SUPPLIED DATA ->
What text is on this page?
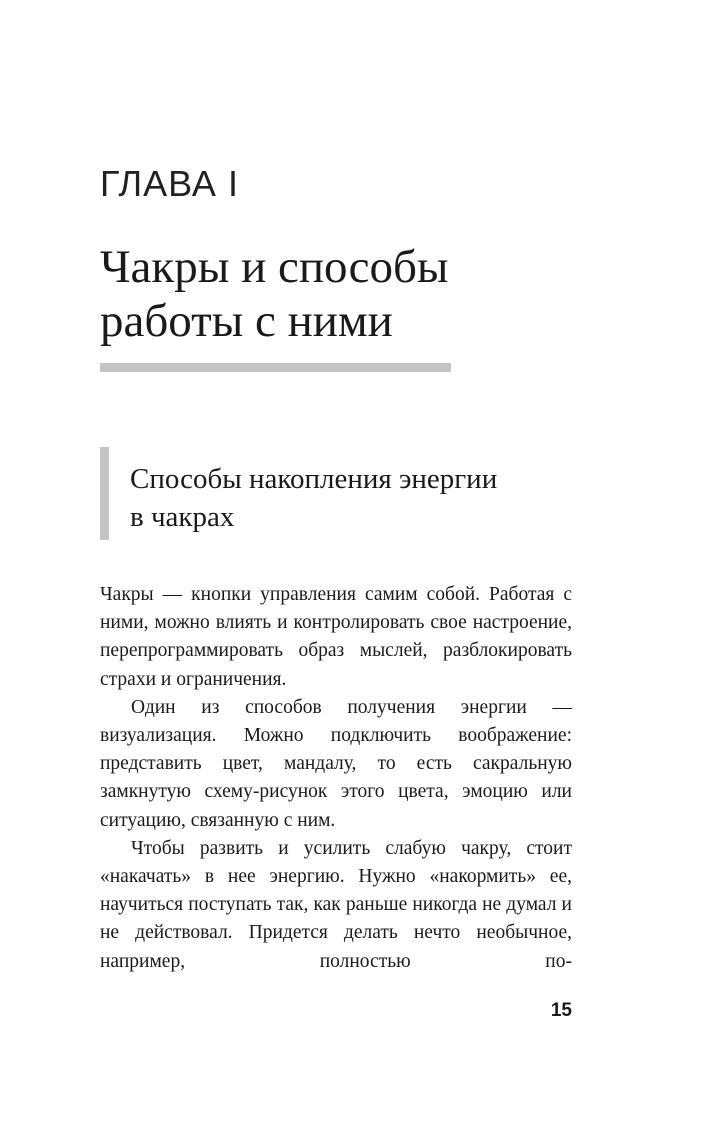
ГЛАВА I
Чакры и способы
работы с ними
Способы накопления энергии
в чакрах

Чакры — кнопки управления самим собой. Работая с ними, можно влиять и контролировать свое настроение, перепрограммировать образ мыслей, разблокировать страхи и ограничения.

Один из способов получения энергии — визуализация. Можно подключить воображение: представить цвет, мандалу, то есть сакральную замкнутую схему-рисунок этого цвета, эмоцию или ситуацию, связанную с ним.

Чтобы развить и усилить слабую чакру, стоит «накачать» в нее энергию. Нужно «накормить» ее, научиться поступать так, как раньше никогда не думал и не действовал. Придется делать нечто необычное, например, полностью по-

15
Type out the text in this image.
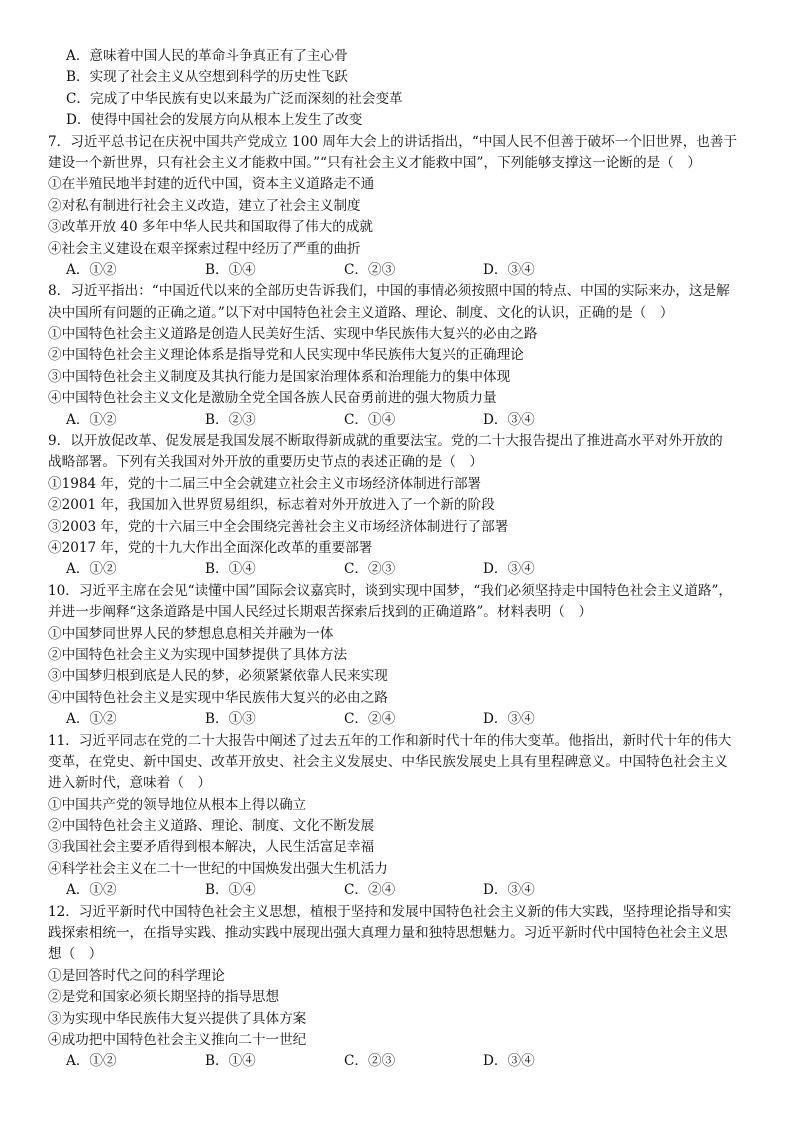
A．意味着中国人民的革命斗争真正有了主心骨
B．实现了社会主义从空想到科学的历史性飞跃
C．完成了中华民族有史以来最为广泛而深刻的社会变革
D．使得中国社会的发展方向从根本上发生了改变
7．习近平总书记在庆祝中国共产党成立 100 周年大会上的讲话指出，“中国人民不但善于破坏一个旧世界，也善于
建设一个新世界，只有社会主义才能救中国。”“只有社会主义才能救中国”，下列能够支撑这一论断的是（　）
①在半殖民地半封建的近代中国，资本主义道路走不通
②对私有制进行社会主义改造，建立了社会主义制度
③改革开放 40 多年中华人民共和国取得了伟大的成就
④社会主义建设在艰辛探索过程中经历了严重的曲折
A．①②	B．①④	C．②③	D．③④
8．习近平指出：“中国近代以来的全部历史告诉我们，中国的事情必须按照中国的特点、中国的实际来办，这是解
决中国所有问题的正确之道。”以下对中国特色社会主义道路、理论、制度、文化的认识，正确的是（　）
①中国特色社会主义道路是创造人民美好生活、实现中华民族伟大复兴的必由之路
②中国特色社会主义理论体系是指导党和人民实现中华民族伟大复兴的正确理论
③中国特色社会主义制度及其执行能力是国家治理体系和治理能力的集中体现
④中国特色社会主义文化是激励全党全国各族人民奋勇前进的强大物质力量
A．①②	B．②③	C．①④	D．③④
9．以开放促改革、促发展是我国发展不断取得新成就的重要法宝。党的二十大报告提出了推进高水平对外开放的
战略部署。下列有关我国对外开放的重要历史节点的表述正确的是（　）
①1984 年，党的十二届三中全会就建立社会主义市场经济体制进行部署
②2001 年，我国加入世界贸易组织，标志着对外开放进入了一个新的阶段
③2003 年，党的十六届三中全会围绕完善社会主义市场经济体制进行了部署
④2017 年，党的十九大作出全面深化改革的重要部署
A．①②	B．①④	C．②③	D．③④
10．习近平主席在会见“读懂中国”国际会议嘉宾时，谈到实现中国梦，“我们必须坚持走中国特色社会主义道路”，
并进一步阐释“这条道路是中国人民经过长期艰苦探索后找到的正确道路”。材料表明（　）
①中国梦同世界人民的梦想息息相关并融为一体
②中国特色社会主义为实现中国梦提供了具体方法
③中国梦归根到底是人民的梦，必须紧紧依靠人民来实现
④中国特色社会主义是实现中华民族伟大复兴的必由之路
A．①②	B．①③	C．②④	D．③④
11．习近平同志在党的二十大报告中阐述了过去五年的工作和新时代十年的伟大变革。他指出，新时代十年的伟大
变革，在党史、新中国史、改革开放史、社会主义发展史、中华民族发展史上具有里程碑意义。中国特色社会主义
进入新时代，意味着（　）
①中国共产党的领导地位从根本上得以确立
②中国特色社会主义道路、理论、制度、文化不断发展
③我国社会主要矛盾得到根本解决，人民生活富足幸福
④科学社会主义在二十一世纪的中国焕发出强大生机活力
A．①②	B．①④	C．②④	D．③④
12．习近平新时代中国特色社会主义思想，植根于坚持和发展中国特色社会主义新的伟大实践，坚持理论指导和实
践探索相统一，在指导实践、推动实践中展现出强大真理力量和独特思想魅力。习近平新时代中国特色社会主义思
想（　）
①是回答时代之问的科学理论
②是党和国家必须长期坚持的指导思想
③为实现中华民族伟大复兴提供了具体方案
④成功把中国特色社会主义推向二十一世纪
A．①②	B．①④	C．②③	D．③④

WHAT TO WORK ON -> Transcribe the whole listing, character for character, but not its images.

TASK SOLUTION ->
What text is on this page?
ГЛАВА I
Чакры и способы
работы с ними
Способы накопления энергии
в чакрах

Чакры — кнопки управления самим собой. Работая с ними, можно влиять и контролировать свое настроение, перепрограммировать образ мыслей, разблокировать страхи и ограничения.

Один из способов получения энергии — визуализация. Можно подключить воображение: представить цвет, мандалу, то есть сакральную замкнутую схему-рисунок этого цвета, эмоцию или ситуацию, связанную с ним.

Чтобы развить и усилить слабую чакру, стоит «накачать» в нее энергию. Нужно «накормить» ее, научиться поступать так, как раньше никогда не думал и не действовал. Придется делать нечто необычное, например, полностью по-

15
Type out the text in this image.
A．意味着中国人民的革命斗争真正有了主心骨
B．实现了社会主义从空想到科学的历史性飞跃
C．完成了中华民族有史以来最为广泛而深刻的社会变革
D．使得中国社会的发展方向从根本上发生了改变
7．习近平总书记在庆祝中国共产党成立 100 周年大会上的讲话指出，“中国人民不但善于破坏一个旧世界，也善于
建设一个新世界，只有社会主义才能救中国。”“只有社会主义才能救中国”，下列能够支撑这一论断的是（　）
①在半殖民地半封建的近代中国，资本主义道路走不通
②对私有制进行社会主义改造，建立了社会主义制度
③改革开放 40 多年中华人民共和国取得了伟大的成就
④社会主义建设在艰辛探索过程中经历了严重的曲折
A．①②	B．①④	C．②③	D．③④
8．习近平指出：“中国近代以来的全部历史告诉我们，中国的事情必须按照中国的特点、中国的实际来办，这是解
决中国所有问题的正确之道。”以下对中国特色社会主义道路、理论、制度、文化的认识，正确的是（　）
①中国特色社会主义道路是创造人民美好生活、实现中华民族伟大复兴的必由之路
②中国特色社会主义理论体系是指导党和人民实现中华民族伟大复兴的正确理论
③中国特色社会主义制度及其执行能力是国家治理体系和治理能力的集中体现
④中国特色社会主义文化是激励全党全国各族人民奋勇前进的强大物质力量
A．①②	B．②③	C．①④	D．③④
9．以开放促改革、促发展是我国发展不断取得新成就的重要法宝。党的二十大报告提出了推进高水平对外开放的
战略部署。下列有关我国对外开放的重要历史节点的表述正确的是（　）
①1984 年，党的十二届三中全会就建立社会主义市场经济体制进行部署
②2001 年，我国加入世界贸易组织，标志着对外开放进入了一个新的阶段
③2003 年，党的十六届三中全会围绕完善社会主义市场经济体制进行了部署
④2017 年，党的十九大作出全面深化改革的重要部署
A．①②	B．①④	C．②③	D．③④
10．习近平主席在会见“读懂中国”国际会议嘉宾时，谈到实现中国梦，“我们必须坚持走中国特色社会主义道路”，
并进一步阐释“这条道路是中国人民经过长期艰苦探索后找到的正确道路”。材料表明（　）
①中国梦同世界人民的梦想息息相关并融为一体
②中国特色社会主义为实现中国梦提供了具体方法
③中国梦归根到底是人民的梦，必须紧紧依靠人民来实现
④中国特色社会主义是实现中华民族伟大复兴的必由之路
A．①②	B．①③	C．②④	D．③④
11．习近平同志在党的二十大报告中阐述了过去五年的工作和新时代十年的伟大变革。他指出，新时代十年的伟大
变革，在党史、新中国史、改革开放史、社会主义发展史、中华民族发展史上具有里程碑意义。中国特色社会主义
进入新时代，意味着（　）
①中国共产党的领导地位从根本上得以确立
②中国特色社会主义道路、理论、制度、文化不断发展
③我国社会主要矛盾得到根本解决，人民生活富足幸福
④科学社会主义在二十一世纪的中国焕发出强大生机活力
A．①②	B．①④	C．②④	D．③④
12．习近平新时代中国特色社会主义思想，植根于坚持和发展中国特色社会主义新的伟大实践，坚持理论指导和实
践探索相统一，在指导实践、推动实践中展现出强大真理力量和独特思想魅力。习近平新时代中国特色社会主义思
想（　）
①是回答时代之问的科学理论
②是党和国家必须长期坚持的指导思想
③为实现中华民族伟大复兴提供了具体方案
④成功把中国特色社会主义推向二十一世纪
A．①②	B．①④	C．②③	D．③④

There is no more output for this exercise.